─── DATA SECTION
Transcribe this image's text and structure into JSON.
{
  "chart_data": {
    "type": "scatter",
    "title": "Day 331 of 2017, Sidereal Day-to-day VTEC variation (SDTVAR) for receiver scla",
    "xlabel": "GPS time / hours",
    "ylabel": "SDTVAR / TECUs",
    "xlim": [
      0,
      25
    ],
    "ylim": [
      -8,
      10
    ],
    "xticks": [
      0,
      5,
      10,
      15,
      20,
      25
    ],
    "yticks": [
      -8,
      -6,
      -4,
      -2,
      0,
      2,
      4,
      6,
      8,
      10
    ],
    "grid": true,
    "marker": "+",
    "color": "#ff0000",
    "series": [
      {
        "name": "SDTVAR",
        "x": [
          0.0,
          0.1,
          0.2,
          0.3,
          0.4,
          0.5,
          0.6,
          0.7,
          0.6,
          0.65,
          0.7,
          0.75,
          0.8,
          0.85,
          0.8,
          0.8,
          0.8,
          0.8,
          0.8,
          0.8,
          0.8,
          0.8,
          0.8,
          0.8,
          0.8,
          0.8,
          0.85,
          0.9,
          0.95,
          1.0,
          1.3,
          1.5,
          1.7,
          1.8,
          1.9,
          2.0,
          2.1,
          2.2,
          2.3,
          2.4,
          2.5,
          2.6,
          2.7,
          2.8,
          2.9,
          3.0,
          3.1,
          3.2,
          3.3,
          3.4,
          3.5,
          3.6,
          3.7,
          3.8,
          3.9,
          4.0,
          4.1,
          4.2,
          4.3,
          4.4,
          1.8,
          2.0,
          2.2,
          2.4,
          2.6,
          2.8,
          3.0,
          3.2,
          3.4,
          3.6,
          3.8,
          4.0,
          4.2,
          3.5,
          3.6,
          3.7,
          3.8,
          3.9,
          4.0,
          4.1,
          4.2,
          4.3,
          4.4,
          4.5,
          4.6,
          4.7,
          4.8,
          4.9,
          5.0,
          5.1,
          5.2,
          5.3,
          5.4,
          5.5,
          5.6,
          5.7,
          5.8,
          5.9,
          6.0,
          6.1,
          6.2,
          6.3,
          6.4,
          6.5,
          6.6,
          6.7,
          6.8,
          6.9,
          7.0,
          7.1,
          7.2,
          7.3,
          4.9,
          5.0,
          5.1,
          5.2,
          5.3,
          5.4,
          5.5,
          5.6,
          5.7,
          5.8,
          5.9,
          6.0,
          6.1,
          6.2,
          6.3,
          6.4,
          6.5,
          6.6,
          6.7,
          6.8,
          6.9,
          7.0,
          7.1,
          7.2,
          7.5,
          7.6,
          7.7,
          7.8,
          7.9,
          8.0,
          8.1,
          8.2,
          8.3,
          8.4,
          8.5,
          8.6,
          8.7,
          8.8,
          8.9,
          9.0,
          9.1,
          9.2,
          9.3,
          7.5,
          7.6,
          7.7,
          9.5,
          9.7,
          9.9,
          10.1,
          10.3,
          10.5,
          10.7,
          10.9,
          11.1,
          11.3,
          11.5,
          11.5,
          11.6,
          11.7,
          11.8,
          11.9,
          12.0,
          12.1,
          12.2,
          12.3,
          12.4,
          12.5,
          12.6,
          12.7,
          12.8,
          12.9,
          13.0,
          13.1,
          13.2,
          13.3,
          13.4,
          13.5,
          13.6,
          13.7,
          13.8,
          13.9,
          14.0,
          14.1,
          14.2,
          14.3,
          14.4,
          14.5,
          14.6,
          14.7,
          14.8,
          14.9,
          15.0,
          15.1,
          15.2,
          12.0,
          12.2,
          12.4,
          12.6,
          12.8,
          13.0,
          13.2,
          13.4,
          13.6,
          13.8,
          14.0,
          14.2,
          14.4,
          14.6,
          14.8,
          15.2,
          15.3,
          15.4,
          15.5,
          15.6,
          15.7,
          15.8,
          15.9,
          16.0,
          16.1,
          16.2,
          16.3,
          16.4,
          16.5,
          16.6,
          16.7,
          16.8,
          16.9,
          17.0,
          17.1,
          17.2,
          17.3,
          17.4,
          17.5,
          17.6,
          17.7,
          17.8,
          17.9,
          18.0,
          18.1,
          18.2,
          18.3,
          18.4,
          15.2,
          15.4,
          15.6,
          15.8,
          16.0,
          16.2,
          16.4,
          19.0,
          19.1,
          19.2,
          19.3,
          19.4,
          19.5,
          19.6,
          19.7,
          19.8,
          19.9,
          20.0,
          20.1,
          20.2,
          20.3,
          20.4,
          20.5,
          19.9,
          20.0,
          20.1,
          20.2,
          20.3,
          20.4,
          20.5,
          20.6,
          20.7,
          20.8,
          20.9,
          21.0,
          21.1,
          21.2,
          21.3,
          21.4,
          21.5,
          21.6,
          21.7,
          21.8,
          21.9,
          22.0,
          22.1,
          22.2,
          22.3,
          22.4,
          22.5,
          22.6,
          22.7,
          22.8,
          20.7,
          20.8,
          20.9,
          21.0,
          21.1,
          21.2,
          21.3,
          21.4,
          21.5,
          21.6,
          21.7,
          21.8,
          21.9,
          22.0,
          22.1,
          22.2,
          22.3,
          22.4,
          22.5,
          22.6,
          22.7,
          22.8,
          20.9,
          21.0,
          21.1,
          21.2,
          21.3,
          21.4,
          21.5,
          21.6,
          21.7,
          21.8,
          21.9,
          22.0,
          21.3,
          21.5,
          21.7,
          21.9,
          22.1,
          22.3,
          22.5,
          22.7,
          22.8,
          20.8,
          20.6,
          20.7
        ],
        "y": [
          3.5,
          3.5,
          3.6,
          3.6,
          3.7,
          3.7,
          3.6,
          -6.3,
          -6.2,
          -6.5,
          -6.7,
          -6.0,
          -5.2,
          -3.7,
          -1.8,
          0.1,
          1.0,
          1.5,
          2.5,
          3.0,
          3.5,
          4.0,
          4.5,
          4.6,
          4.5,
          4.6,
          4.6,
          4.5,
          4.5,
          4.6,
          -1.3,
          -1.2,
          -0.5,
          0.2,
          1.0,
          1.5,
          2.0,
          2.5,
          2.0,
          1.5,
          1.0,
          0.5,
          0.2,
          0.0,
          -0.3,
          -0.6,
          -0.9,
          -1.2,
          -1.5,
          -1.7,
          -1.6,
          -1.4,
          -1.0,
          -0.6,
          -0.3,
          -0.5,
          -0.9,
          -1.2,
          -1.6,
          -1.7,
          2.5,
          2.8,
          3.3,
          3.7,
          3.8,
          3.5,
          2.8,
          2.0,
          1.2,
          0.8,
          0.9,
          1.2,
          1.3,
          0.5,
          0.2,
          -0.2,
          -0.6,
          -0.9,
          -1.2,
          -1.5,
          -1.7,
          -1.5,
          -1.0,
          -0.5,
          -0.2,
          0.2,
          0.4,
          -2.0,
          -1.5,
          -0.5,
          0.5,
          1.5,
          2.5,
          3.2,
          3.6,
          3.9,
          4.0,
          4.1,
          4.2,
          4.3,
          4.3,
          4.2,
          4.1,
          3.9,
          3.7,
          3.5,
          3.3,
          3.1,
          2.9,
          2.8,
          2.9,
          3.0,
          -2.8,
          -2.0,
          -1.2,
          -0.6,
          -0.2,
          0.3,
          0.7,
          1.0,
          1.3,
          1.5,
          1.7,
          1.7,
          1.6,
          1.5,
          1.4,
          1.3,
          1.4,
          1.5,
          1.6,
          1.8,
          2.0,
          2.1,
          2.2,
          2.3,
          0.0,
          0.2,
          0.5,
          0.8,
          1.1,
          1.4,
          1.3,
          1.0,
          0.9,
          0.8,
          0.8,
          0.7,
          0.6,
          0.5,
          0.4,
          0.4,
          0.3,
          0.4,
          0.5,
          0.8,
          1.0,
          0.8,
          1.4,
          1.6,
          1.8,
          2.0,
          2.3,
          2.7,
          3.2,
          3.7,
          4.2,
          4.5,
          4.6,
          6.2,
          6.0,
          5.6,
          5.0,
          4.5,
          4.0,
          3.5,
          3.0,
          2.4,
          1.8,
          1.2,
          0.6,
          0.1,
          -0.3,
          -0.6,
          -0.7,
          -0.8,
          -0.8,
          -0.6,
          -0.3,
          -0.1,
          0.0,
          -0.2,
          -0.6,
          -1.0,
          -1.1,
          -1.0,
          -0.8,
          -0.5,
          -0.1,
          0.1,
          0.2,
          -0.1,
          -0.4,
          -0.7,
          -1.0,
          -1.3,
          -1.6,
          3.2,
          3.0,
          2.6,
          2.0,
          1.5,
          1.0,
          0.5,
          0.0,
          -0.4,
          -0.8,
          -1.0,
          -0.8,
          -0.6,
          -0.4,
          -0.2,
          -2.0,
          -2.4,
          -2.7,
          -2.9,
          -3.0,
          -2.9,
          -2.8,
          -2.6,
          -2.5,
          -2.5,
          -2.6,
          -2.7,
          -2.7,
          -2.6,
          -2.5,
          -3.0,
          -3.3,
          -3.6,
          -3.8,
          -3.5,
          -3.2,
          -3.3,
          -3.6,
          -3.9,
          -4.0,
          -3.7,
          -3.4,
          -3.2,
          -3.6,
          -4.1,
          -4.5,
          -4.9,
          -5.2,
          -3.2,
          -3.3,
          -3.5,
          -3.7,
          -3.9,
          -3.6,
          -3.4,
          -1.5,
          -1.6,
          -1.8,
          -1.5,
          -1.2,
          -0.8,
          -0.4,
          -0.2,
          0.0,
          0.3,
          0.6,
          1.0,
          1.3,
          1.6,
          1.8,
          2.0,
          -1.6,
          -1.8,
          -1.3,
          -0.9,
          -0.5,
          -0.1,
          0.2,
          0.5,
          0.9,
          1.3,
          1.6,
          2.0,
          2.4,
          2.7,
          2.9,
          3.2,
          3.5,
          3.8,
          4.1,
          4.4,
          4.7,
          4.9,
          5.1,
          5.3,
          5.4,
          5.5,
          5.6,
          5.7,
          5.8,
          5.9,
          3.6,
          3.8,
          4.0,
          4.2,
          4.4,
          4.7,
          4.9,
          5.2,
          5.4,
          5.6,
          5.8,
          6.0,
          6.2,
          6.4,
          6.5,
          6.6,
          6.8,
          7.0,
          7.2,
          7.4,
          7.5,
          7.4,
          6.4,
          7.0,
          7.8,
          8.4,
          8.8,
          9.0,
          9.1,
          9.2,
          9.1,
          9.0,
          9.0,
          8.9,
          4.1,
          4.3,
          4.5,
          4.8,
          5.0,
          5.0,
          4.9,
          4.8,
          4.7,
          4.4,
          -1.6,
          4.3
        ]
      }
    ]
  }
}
──────
§ **TASK PROMPT**:
All lines that include "SDTVAR" are to be gathered and copied.

§ **RESULT BELOW**:
    "title": "Day 331 of 2017, Sidereal Day-to-day VTEC variation (SDTVAR) for receiver scla",
    "ylabel": "SDTVAR / TECUs",
        "name": "SDTVAR",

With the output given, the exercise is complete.